• [AIM OF THE TASK] Scan the records for the word "amino". Report each line where it occurs.

[Records from a dataset]
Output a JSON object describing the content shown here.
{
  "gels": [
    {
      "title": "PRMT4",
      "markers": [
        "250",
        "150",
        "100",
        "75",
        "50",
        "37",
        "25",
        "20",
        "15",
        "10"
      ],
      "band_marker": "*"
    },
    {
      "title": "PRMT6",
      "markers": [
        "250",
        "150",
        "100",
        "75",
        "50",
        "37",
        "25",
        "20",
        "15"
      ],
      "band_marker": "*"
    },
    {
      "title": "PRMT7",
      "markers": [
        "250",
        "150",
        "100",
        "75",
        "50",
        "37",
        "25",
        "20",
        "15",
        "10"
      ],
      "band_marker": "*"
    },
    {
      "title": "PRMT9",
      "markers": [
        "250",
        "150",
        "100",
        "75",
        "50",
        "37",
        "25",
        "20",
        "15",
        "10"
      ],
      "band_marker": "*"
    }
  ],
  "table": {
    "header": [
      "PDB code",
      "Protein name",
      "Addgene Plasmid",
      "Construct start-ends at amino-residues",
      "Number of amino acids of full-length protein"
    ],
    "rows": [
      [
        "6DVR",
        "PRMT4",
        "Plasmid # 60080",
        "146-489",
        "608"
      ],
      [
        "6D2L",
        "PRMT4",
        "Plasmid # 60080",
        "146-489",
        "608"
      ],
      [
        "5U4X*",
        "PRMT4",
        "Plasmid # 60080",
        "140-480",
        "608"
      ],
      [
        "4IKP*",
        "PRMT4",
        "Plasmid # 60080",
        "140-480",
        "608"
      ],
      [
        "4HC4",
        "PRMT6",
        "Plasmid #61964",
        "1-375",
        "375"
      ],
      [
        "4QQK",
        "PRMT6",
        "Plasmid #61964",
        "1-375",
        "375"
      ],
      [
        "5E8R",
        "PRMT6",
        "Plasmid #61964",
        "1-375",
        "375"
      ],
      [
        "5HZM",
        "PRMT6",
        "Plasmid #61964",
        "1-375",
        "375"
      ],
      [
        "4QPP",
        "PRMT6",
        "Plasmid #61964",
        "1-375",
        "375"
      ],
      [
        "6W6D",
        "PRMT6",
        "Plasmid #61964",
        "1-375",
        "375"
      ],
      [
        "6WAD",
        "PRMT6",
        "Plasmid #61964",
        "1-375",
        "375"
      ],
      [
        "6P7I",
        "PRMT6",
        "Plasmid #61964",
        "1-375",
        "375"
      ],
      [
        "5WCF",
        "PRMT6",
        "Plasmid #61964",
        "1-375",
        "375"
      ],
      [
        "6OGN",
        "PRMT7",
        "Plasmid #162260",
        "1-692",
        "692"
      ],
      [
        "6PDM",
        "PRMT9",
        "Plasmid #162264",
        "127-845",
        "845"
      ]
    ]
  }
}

• [ANSWER SPACE]
      "Construct start-ends at amino-residues",
      "Number of amino acids of full-length protein"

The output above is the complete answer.